** Start **

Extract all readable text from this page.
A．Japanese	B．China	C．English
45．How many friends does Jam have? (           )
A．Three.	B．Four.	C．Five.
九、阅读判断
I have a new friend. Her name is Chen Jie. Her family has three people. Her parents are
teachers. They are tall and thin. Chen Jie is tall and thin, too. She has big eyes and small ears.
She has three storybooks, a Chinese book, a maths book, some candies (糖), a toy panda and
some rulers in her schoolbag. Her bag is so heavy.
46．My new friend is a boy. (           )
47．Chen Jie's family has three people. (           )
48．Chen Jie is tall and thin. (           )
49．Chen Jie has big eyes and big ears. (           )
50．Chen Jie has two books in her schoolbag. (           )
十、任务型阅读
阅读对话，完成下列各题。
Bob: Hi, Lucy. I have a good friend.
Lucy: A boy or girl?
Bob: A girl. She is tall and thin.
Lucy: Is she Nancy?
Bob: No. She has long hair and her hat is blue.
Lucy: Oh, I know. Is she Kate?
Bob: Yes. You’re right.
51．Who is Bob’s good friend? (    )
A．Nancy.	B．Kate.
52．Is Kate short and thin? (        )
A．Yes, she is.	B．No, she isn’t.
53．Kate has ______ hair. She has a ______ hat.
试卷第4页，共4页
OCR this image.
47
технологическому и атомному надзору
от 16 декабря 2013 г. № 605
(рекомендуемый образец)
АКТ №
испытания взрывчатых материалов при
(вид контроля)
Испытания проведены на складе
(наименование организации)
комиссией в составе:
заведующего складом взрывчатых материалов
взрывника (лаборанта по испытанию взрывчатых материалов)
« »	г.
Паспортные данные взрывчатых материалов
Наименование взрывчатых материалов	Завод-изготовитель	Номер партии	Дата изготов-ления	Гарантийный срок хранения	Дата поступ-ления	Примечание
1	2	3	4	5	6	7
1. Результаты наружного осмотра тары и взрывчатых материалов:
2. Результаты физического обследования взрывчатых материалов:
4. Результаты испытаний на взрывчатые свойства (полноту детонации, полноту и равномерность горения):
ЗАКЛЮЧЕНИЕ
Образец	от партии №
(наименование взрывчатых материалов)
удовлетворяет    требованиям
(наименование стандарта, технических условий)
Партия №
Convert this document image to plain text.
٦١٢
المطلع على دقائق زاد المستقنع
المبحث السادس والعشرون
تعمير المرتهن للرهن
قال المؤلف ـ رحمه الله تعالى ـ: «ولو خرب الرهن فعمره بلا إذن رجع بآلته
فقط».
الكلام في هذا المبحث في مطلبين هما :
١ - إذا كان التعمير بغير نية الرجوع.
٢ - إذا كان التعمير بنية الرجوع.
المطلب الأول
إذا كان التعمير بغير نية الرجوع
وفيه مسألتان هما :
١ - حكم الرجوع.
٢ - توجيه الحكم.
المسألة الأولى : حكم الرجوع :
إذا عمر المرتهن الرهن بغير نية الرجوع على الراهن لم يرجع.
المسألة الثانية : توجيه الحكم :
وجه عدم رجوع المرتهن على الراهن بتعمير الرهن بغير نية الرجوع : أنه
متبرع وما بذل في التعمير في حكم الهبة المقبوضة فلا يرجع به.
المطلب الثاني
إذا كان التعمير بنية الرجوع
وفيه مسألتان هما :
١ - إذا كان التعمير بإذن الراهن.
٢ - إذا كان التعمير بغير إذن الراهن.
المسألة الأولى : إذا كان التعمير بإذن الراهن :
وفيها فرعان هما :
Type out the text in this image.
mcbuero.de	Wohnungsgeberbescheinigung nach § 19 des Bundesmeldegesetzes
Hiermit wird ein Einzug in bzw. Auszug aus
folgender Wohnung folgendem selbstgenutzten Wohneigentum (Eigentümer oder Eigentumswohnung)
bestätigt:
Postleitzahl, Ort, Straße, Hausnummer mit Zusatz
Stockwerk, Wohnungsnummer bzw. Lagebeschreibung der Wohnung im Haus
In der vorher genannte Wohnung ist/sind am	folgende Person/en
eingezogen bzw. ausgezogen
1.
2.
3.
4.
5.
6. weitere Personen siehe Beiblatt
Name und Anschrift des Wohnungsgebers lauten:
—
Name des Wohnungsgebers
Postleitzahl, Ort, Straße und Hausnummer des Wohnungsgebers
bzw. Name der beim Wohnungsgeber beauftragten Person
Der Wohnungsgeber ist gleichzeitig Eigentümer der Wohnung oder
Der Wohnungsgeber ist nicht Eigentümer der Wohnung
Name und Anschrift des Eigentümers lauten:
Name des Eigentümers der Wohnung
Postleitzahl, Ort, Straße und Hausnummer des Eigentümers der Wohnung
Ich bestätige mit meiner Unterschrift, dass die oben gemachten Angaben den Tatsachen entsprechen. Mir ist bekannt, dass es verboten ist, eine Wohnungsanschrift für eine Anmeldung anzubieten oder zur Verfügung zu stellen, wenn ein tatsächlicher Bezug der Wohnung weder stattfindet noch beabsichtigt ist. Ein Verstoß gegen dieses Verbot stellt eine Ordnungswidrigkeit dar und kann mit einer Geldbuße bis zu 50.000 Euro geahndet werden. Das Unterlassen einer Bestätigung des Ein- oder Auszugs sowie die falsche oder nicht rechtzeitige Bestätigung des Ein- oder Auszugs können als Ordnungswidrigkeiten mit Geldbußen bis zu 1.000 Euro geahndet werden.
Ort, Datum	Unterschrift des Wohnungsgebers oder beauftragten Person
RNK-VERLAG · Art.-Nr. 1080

** End **

§ AIM: Every line of the listing that holds "people" should be found and copied.

§ THE OUTPUT:
I have a new friend. Her name is Chen Jie. Her family has three people. Her parents are
47．Chen Jie's family has three people. (           )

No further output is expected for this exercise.